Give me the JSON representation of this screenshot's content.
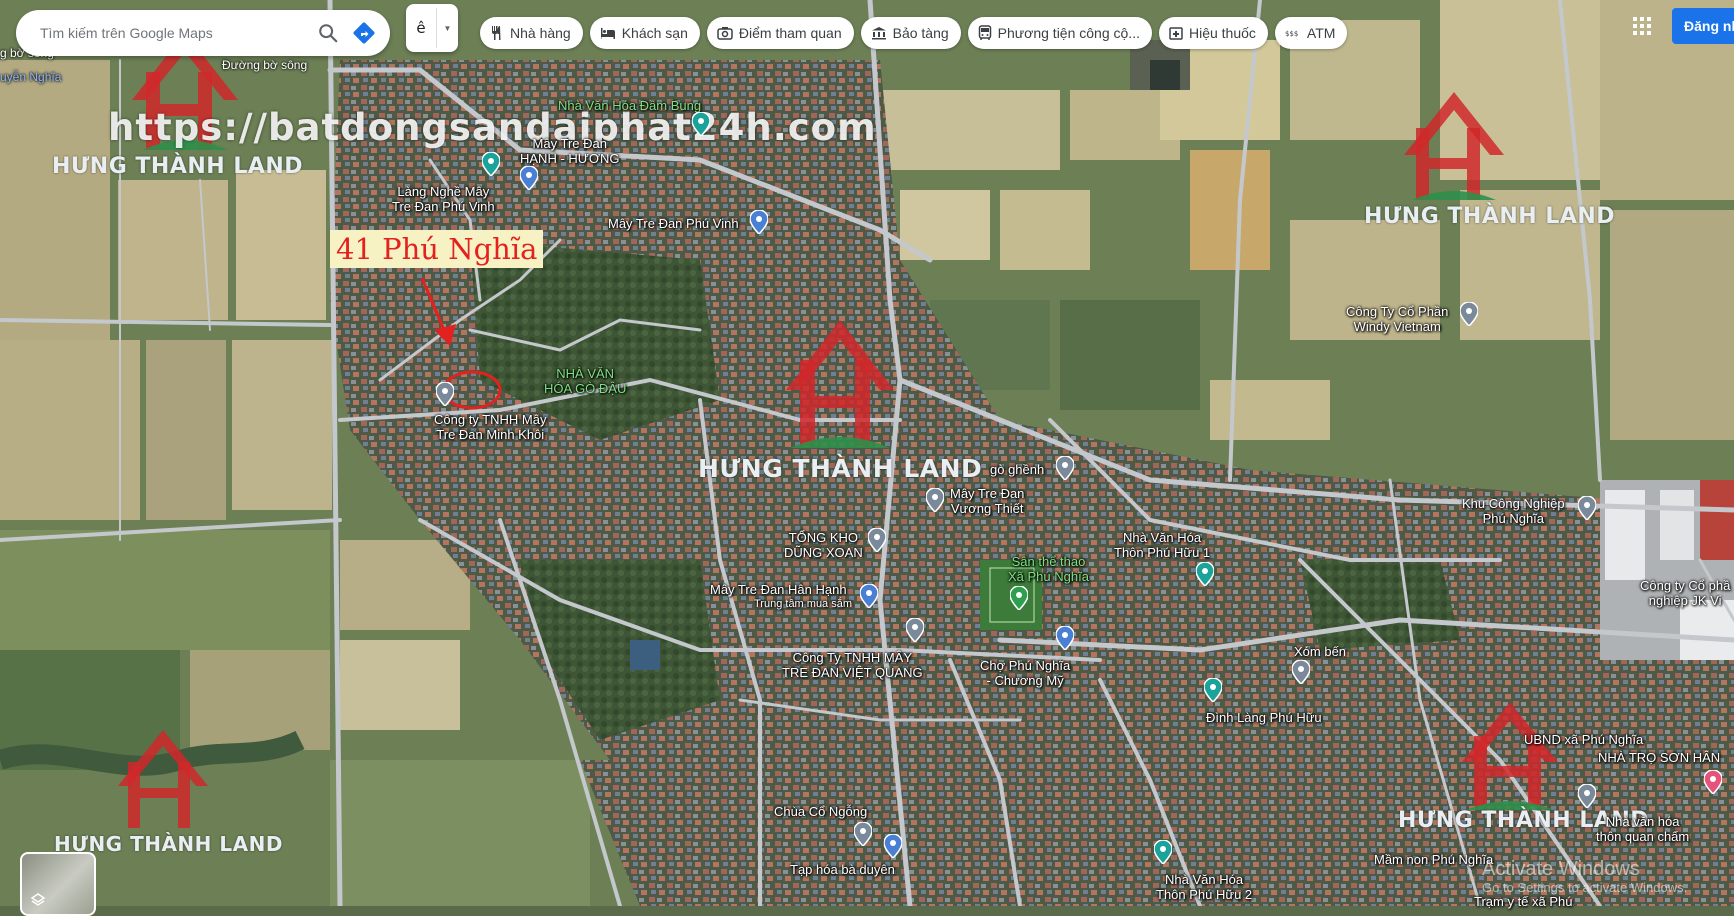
{
  "search": {
    "placeholder": "Tìm kiếm trên Google Maps",
    "search_icon": "search-icon",
    "directions_icon": "directions-icon"
  },
  "layer_select": {
    "value": "ê"
  },
  "chips": [
    {
      "label": "Nhà hàng",
      "icon": "restaurant-icon"
    },
    {
      "label": "Khách sạn",
      "icon": "hotel-icon"
    },
    {
      "label": "Điểm tham quan",
      "icon": "camera-icon"
    },
    {
      "label": "Bảo tàng",
      "icon": "museum-icon"
    },
    {
      "label": "Phương tiện công cộ...",
      "icon": "transit-icon"
    },
    {
      "label": "Hiệu thuốc",
      "icon": "pharmacy-icon"
    },
    {
      "label": "ATM",
      "icon": "atm-icon"
    }
  ],
  "header": {
    "signin": "Đăng nh",
    "apps_icon": "apps-grid-icon"
  },
  "watermark": {
    "url": "https://batdongsandaiphat24h.com",
    "brand": "HƯNG THÀNH LAND",
    "logo_letters": "HT",
    "logo_color": "#d0282a"
  },
  "callout": {
    "label": "41 Phú Nghĩa",
    "color": "#e3211f"
  },
  "roads": {
    "duong_bo_song": "Đường bờ sông",
    "left_edge_1": "g bờ sông",
    "left_edge_2": "uyễn Nghĩa"
  },
  "pois": {
    "nvh_dam_bung": "Nhà Văn Hóa Đầm Bung",
    "may_tre_dan_hanh_huong": "Mây Tre Đan\nHẠNH - HƯƠNG",
    "lang_nghe": "Làng Nghề Mây\nTre Đan Phú Vinh",
    "may_tre_phu_vinh": "Mây Tre Đan Phú Vinh",
    "nvh_go_dau": "NHÀ VĂN\nHÓA GÒ ĐẬU",
    "minh_khoi": "Công ty TNHH Mây\nTre Đan Minh Khôi",
    "go_ghenh": "gò ghềnh",
    "vuong_thiet": "Mây Tre Đan\nVương Thiết",
    "tong_kho": "TỔNG KHO\nDŨNG XOAN",
    "nvh_phu_huu_1": "Nhà Văn Hóa\nThôn Phú Hữu 1",
    "san_the_thao": "Sân thể thao\nXã Phú Nghĩa",
    "han_hanh": "Mây Tre Đan Hân Hạnh",
    "han_hanh_sub": "Trung tâm mua sắm",
    "viet_quang": "Công Ty TNHH MÂY\nTRE ĐAN VIỆT QUANG",
    "cho_phu_nghia": "Chợ Phú Nghĩa\n- Chương Mỹ",
    "xom_ben": "Xóm bến",
    "dinh_lang": "Đình Làng Phú Hữu",
    "ubnd": "UBND xã Phú Nghĩa",
    "nha_tro": "NHÀ TRỌ SƠN HÂN",
    "khu_cn": "Khu Công Nghiệp\nPhú Nghĩa",
    "cty_right": "Công ty Cổ phầ\nnghiệp JK Vi",
    "windy": "Công Ty Cổ Phần\nWindy Vietnam",
    "chua_co_ngong": "Chùa Cổ Ngỗng",
    "tap_hoa": "Tạp hóa bà duyên",
    "nvh_phu_huu_2": "Nhà Văn Hóa\nThôn Phú Hữu 2",
    "mam_non": "Mầm non Phú Nghĩa",
    "nvh_quan_cham": "Nhà văn hóa\nthôn quan chấm",
    "tram_y_te": "Trạm y tế xã Phú"
  },
  "activate": {
    "title": "Activate Windows",
    "sub": "Go to Settings to activate Windows."
  },
  "colors": {
    "road": "#c4c8cc",
    "road_major": "#d8dadc",
    "field_light": "#b9ad82",
    "field_green": "#6f8a55",
    "village": "#4a5a42",
    "pin_blue": "#4a7fd6",
    "pin_teal": "#1aa39a",
    "chip_bg": "#ffffff",
    "signin_bg": "#1a73e8"
  }
}
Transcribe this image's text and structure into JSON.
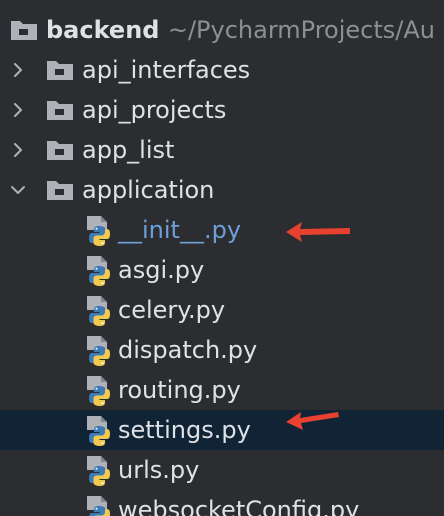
{
  "project": {
    "name": "backend",
    "path": "~/PycharmProjects/Au"
  },
  "folders": [
    {
      "label": "api_interfaces",
      "expanded": false
    },
    {
      "label": "api_projects",
      "expanded": false
    },
    {
      "label": "app_list",
      "expanded": false
    },
    {
      "label": "application",
      "expanded": true
    }
  ],
  "files": [
    {
      "label": "__init__.py",
      "highlight": true
    },
    {
      "label": "asgi.py"
    },
    {
      "label": "celery.py"
    },
    {
      "label": "dispatch.py"
    },
    {
      "label": "routing.py"
    },
    {
      "label": "settings.py",
      "selected": true
    },
    {
      "label": "urls.py"
    },
    {
      "label": "websocketConfig.py"
    }
  ],
  "colors": {
    "background": "#2b2d30",
    "selected_row": "#112436",
    "init_file_text": "#6f9fd8",
    "annotation_arrow": "#e8412f"
  },
  "icons": {
    "folder": "folder-icon",
    "python_file": "python-file-icon",
    "collapsed": "chevron-right-icon",
    "expanded": "chevron-down-icon"
  }
}
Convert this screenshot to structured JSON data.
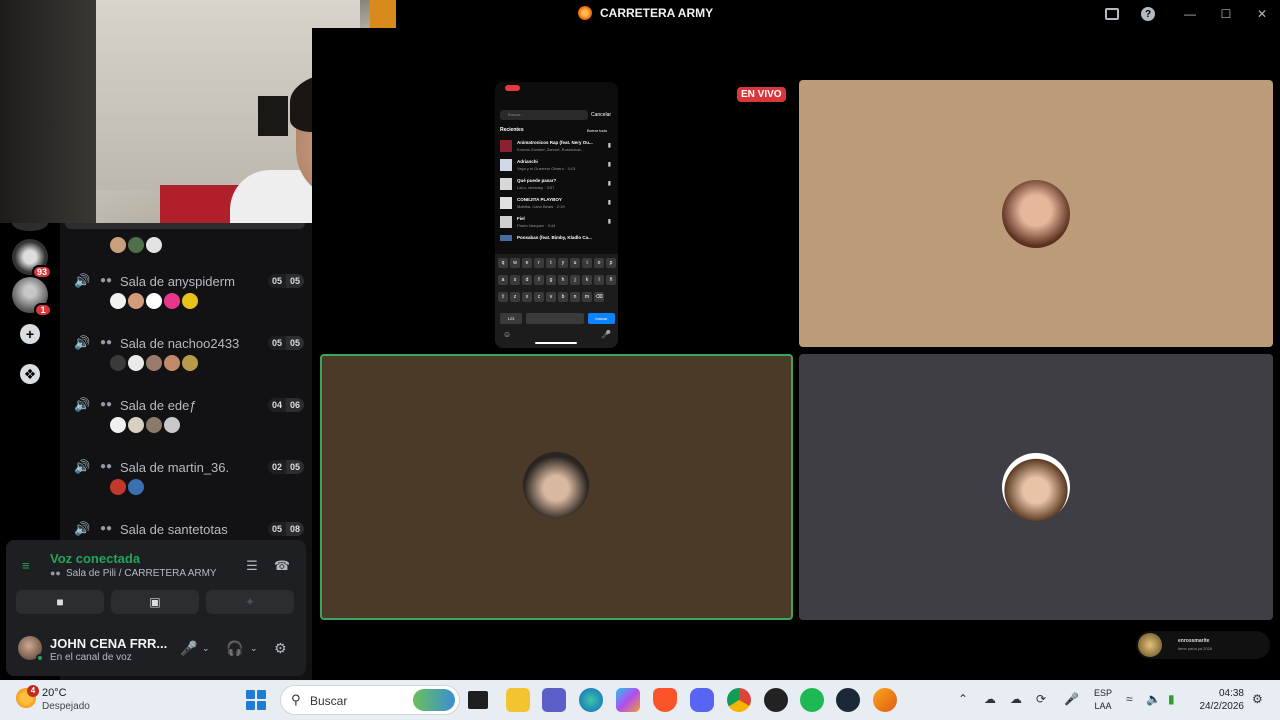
{
  "window": {
    "title": "CARRETERA ARMY"
  },
  "rail": {
    "badges": [
      "93",
      "1"
    ]
  },
  "rooms": [
    {
      "name": "Sala de anyspiderm",
      "count": "05",
      "limit": "05"
    },
    {
      "name": "Sala de nachoo2433",
      "count": "05",
      "limit": "05"
    },
    {
      "name": "Sala de edeƒ",
      "count": "04",
      "limit": "06"
    },
    {
      "name": "Sala de martin_36.",
      "count": "02",
      "limit": "05"
    },
    {
      "name": "Sala de santetotas",
      "count": "05",
      "limit": "08"
    }
  ],
  "voice": {
    "status": "Voz conectada",
    "channel": "Sala de Pili / CARRETERA ARMY"
  },
  "user": {
    "name": "JOHN CENA FRR...",
    "status": "En el canal de voz"
  },
  "stage": {
    "live_label": "EN VIVO",
    "phone": {
      "search_placeholder": "Buscar...",
      "cancel": "Cancelar",
      "recents": "Recientes",
      "clear_all": "Borrar todo",
      "items": [
        {
          "title": "Animatronicos Rap (feat. Nery Ou...",
          "sub": "Kronno Zomber, Zarcort, Rosendow..."
        },
        {
          "title": "Adrianchi",
          "sub": "Yayo y el Guerrero Obrero · 3:13"
        },
        {
          "title": "Qué puede pasar?",
          "sub": "LaLo, chesney · 3:57"
        },
        {
          "title": "CONEJITA PLAYBOY",
          "sub": "Matrika, Cano Beats · 2:19"
        },
        {
          "title": "Fiel",
          "sub": "Flavio Vazquez · 3:44"
        },
        {
          "title": "Ponsabas (feat. Bimby, Kladlo Ca...",
          "sub": ""
        }
      ],
      "keyboard_rows": [
        [
          "q",
          "w",
          "e",
          "r",
          "t",
          "y",
          "u",
          "i",
          "o",
          "p"
        ],
        [
          "a",
          "s",
          "d",
          "f",
          "g",
          "h",
          "j",
          "k",
          "l",
          "ñ"
        ],
        [
          "⇧",
          "z",
          "x",
          "c",
          "v",
          "b",
          "n",
          "m",
          "⌫"
        ]
      ],
      "num_key": "123",
      "go_key": "buscar"
    },
    "mini_user": {
      "name": "enrossmarite",
      "sub": "tiene pana ya 2026"
    }
  },
  "taskbar": {
    "weather_badge": "4",
    "temperature": "20°C",
    "condition": "Despejado",
    "search_label": "Buscar",
    "lang_1": "ESP",
    "lang_2": "LAA",
    "time": "04:38",
    "date": "24/2/2026"
  },
  "colors": {
    "speaking_border": "#3ba55d",
    "live_red": "#da373c",
    "tile_tan": "#bc9b78",
    "tile_brown": "#4a3a27",
    "tile_gray": "#3f3e45"
  }
}
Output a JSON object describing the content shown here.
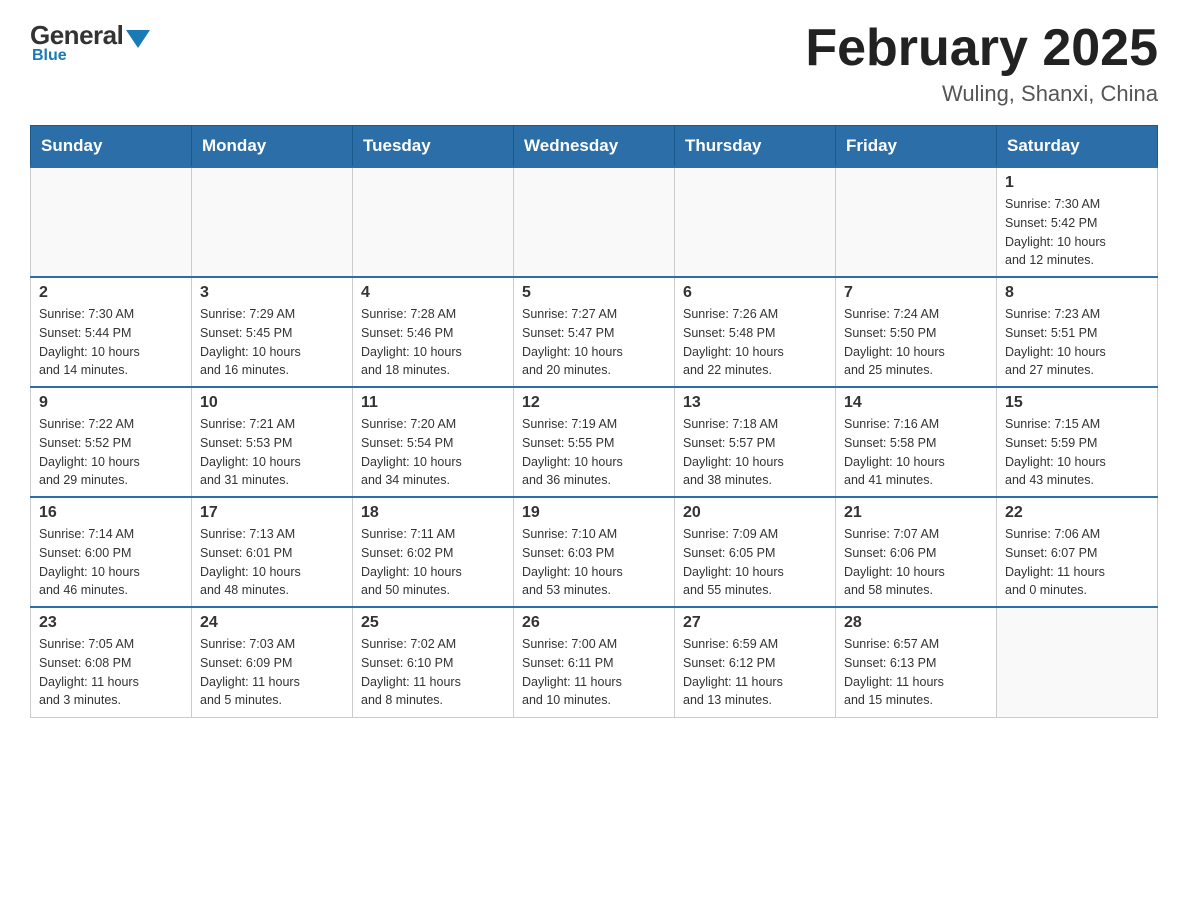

• • • • • • •

:: Stated task ::
Look over the material above and show each line where "JSON" appears.

:: Output of the exercise ::
Give me the JSON representation of this screenshot's content.
Transcribe this image's text and structure into JSON.
Convert this screenshot to structured JSON data.
Output a JSON object describing the content shown here.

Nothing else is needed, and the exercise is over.